■ Raw data
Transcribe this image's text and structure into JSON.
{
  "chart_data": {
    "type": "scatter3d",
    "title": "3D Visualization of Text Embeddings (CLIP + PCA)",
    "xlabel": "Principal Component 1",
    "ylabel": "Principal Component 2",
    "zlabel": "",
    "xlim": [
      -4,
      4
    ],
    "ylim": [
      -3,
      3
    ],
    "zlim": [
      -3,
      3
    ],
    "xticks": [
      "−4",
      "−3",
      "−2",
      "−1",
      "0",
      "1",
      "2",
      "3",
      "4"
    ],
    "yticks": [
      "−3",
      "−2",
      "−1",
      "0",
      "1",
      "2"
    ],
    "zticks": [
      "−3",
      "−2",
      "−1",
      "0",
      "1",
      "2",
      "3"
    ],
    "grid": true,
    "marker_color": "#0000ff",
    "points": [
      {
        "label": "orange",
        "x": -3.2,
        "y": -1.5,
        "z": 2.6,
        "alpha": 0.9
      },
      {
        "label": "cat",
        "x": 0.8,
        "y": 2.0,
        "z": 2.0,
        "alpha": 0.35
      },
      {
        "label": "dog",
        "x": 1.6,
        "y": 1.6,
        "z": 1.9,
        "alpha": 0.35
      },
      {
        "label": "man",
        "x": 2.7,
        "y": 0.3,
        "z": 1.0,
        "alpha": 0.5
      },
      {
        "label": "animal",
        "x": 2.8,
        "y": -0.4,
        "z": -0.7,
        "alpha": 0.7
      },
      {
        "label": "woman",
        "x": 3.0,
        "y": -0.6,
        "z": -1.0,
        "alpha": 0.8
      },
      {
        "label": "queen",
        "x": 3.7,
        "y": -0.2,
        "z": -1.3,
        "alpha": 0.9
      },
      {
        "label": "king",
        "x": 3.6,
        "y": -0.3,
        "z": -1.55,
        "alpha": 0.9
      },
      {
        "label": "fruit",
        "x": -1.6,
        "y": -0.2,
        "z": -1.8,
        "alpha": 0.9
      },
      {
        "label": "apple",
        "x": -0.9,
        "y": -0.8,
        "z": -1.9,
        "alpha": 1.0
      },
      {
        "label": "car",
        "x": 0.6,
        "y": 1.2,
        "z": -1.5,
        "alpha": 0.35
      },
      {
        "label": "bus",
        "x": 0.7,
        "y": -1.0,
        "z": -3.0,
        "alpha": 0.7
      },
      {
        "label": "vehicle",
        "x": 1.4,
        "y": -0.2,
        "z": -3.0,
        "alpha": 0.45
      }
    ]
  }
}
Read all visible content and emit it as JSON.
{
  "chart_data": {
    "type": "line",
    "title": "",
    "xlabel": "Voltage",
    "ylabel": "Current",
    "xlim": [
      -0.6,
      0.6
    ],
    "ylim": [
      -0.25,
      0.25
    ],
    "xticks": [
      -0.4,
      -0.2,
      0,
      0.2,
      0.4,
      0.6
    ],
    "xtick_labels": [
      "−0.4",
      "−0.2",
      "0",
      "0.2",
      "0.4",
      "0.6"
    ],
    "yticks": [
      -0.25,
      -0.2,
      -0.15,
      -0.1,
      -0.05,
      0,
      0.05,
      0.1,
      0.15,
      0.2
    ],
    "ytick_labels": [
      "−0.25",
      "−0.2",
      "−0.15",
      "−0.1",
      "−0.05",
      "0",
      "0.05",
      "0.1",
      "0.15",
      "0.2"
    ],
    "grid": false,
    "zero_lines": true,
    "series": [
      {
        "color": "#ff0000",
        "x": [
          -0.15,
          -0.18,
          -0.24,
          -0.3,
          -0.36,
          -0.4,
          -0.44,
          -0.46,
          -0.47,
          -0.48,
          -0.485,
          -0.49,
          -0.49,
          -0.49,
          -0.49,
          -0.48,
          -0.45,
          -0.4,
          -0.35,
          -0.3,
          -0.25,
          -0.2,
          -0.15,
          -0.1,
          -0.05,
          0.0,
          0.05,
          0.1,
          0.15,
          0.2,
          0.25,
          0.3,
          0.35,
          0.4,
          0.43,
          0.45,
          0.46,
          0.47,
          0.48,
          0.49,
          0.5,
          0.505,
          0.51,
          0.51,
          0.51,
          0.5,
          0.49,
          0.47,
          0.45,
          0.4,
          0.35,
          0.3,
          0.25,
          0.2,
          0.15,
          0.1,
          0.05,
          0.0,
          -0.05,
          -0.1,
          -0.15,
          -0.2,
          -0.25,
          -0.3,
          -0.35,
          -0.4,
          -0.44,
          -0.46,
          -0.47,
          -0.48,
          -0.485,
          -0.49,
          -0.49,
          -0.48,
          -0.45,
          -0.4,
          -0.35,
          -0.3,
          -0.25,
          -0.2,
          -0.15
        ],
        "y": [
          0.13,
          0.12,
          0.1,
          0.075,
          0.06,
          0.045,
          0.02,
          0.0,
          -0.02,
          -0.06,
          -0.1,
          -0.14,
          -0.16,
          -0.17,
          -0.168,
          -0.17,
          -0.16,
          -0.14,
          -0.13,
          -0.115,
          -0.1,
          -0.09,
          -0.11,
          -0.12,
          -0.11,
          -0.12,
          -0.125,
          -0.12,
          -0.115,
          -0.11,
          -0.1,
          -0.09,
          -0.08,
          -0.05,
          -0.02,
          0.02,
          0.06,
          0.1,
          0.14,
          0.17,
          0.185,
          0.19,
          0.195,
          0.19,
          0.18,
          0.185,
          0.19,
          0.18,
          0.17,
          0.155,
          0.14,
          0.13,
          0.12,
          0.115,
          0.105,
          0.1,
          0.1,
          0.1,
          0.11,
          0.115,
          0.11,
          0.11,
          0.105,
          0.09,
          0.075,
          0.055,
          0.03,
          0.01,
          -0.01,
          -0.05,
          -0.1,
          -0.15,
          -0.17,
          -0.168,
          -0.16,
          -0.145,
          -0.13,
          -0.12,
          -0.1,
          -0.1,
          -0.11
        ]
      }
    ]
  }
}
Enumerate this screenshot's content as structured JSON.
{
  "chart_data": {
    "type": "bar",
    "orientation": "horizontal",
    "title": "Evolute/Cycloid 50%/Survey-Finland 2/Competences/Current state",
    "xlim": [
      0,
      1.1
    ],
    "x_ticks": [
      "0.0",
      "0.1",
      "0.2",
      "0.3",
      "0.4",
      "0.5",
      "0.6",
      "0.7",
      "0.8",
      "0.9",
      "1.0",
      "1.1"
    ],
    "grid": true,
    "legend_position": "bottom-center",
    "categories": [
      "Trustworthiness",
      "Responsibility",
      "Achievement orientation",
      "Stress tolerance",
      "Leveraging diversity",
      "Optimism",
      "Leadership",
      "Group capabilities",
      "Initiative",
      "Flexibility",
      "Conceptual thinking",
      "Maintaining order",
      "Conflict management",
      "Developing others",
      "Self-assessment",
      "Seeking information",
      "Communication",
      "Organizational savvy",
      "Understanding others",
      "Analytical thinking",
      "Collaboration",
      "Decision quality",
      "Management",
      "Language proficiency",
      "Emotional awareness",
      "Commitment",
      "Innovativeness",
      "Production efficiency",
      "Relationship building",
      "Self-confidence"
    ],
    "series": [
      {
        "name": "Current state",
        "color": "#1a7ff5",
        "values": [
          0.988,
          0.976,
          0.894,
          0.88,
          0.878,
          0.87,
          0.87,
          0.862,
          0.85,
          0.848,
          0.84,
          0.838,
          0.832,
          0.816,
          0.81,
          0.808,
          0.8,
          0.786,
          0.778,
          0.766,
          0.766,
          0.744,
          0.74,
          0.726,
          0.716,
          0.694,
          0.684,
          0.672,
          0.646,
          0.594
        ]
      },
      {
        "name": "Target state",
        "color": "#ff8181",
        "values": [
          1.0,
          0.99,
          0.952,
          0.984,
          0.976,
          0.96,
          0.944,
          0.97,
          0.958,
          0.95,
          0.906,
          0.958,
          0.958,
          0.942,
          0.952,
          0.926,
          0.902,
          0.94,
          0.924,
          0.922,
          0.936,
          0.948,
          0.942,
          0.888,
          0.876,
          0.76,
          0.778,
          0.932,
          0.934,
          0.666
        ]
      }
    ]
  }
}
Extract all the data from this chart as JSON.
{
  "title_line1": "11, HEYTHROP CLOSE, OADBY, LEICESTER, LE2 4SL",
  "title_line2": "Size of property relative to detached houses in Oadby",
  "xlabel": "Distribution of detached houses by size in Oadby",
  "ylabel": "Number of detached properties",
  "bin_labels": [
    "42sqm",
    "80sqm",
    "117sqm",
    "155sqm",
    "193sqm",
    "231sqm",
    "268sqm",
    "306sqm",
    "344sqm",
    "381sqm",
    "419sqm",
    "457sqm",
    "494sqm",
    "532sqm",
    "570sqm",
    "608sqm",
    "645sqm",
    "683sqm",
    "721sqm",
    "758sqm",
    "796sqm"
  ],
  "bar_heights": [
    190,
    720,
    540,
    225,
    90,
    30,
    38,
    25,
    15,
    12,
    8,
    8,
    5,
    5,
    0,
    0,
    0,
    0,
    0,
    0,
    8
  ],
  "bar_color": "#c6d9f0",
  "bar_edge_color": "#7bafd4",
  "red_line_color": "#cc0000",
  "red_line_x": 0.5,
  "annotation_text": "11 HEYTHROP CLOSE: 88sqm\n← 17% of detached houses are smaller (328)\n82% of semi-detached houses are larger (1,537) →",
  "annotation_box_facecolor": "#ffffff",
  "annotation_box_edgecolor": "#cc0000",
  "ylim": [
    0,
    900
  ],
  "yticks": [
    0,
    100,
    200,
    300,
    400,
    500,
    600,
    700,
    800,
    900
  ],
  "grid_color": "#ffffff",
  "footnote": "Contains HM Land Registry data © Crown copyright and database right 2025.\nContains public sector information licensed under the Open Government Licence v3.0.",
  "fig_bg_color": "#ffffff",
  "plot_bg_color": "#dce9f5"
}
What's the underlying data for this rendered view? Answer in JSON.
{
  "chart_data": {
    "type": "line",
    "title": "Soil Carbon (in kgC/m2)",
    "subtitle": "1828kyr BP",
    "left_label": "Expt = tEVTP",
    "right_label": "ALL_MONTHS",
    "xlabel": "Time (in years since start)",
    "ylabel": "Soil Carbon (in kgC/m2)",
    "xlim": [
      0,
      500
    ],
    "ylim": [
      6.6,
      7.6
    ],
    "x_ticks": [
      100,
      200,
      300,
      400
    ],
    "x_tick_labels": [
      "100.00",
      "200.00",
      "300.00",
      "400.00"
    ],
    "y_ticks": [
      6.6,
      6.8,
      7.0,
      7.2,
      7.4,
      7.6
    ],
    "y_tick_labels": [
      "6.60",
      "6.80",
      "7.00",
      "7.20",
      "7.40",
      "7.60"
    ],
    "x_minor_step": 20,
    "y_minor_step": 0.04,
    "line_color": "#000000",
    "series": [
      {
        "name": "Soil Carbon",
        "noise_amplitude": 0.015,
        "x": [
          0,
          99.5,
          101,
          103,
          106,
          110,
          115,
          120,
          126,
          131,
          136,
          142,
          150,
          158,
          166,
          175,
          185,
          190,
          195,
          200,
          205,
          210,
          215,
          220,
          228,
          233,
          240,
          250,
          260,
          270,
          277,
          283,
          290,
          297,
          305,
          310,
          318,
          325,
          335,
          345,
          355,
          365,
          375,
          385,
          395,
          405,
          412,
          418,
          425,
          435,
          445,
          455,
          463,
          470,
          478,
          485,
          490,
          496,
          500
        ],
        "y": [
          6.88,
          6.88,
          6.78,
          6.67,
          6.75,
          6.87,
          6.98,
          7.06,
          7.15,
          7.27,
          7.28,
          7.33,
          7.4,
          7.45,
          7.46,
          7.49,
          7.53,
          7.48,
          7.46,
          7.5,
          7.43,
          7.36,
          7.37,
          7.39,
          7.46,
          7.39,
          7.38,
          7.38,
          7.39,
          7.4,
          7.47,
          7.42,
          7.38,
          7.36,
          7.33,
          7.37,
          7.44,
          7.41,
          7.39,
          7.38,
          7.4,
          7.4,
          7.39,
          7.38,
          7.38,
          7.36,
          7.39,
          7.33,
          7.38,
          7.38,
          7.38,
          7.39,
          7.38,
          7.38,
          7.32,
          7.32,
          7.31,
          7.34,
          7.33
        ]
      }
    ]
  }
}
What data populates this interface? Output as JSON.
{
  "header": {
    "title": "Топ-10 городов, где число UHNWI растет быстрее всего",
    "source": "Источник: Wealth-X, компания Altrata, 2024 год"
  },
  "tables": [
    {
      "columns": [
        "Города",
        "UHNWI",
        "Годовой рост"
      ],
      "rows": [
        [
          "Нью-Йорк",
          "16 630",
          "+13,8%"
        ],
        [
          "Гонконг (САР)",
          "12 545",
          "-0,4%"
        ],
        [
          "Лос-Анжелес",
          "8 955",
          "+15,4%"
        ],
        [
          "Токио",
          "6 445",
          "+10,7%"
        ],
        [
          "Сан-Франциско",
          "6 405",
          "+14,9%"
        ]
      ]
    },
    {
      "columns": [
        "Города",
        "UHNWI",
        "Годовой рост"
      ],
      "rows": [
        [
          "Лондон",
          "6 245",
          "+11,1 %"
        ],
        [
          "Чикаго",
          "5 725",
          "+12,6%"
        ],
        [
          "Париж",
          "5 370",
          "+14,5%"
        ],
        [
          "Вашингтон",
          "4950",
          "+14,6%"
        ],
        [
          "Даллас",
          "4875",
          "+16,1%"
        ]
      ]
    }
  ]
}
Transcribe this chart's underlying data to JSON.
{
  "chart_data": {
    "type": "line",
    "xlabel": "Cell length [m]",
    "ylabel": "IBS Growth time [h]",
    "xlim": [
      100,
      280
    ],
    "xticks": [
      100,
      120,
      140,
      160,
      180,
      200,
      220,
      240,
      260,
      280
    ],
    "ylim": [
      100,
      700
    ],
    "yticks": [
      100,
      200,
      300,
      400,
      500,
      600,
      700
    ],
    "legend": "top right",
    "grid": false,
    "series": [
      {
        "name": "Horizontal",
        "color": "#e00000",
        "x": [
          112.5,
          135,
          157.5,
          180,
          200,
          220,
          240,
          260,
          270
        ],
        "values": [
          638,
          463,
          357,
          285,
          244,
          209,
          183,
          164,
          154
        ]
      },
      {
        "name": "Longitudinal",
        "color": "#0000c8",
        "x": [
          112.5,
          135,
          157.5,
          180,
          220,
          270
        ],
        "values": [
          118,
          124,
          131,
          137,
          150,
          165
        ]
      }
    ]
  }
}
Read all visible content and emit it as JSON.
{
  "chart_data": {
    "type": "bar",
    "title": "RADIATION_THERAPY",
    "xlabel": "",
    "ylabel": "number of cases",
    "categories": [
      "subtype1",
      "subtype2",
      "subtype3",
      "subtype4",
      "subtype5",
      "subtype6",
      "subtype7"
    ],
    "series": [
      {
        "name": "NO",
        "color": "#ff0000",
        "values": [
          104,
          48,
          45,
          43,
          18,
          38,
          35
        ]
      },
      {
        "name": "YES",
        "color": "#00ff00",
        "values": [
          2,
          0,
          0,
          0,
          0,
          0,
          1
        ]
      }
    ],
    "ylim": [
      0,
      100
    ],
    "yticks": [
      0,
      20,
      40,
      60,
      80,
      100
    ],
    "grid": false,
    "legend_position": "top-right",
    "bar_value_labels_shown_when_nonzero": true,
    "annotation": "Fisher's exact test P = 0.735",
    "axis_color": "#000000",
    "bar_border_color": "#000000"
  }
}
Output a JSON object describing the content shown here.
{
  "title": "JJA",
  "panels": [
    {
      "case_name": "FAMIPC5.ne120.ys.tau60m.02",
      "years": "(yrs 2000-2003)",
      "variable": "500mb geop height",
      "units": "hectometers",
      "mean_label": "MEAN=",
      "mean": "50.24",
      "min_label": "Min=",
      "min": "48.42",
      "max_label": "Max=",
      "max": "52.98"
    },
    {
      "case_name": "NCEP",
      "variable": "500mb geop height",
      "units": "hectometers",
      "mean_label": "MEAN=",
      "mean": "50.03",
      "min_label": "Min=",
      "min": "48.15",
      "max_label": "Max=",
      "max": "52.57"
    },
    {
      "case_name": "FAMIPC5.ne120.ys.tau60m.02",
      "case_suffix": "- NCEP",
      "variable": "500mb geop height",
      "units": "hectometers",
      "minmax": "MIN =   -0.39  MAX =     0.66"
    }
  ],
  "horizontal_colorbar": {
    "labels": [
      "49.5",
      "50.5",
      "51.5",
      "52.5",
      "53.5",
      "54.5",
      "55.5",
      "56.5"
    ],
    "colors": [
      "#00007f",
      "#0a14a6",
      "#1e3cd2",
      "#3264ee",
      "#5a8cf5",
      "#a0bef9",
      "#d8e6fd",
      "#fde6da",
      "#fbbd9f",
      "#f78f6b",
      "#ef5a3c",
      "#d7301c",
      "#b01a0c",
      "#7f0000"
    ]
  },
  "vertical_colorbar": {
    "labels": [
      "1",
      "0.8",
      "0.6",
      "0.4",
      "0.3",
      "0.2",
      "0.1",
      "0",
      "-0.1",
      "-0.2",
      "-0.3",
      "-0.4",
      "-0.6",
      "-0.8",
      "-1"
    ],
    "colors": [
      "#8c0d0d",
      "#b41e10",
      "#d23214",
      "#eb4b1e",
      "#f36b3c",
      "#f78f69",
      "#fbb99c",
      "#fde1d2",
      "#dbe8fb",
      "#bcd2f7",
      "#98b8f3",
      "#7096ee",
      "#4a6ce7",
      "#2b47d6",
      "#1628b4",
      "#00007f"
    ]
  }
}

■ What the exercise asks
Find and copy every line in the entries above where the string "Carbon" occurs.

■ Response for this exercise
    "title": "Soil Carbon (in kgC/m2)",
    "ylabel": "Soil Carbon (in kgC/m2)",
        "name": "Soil Carbon",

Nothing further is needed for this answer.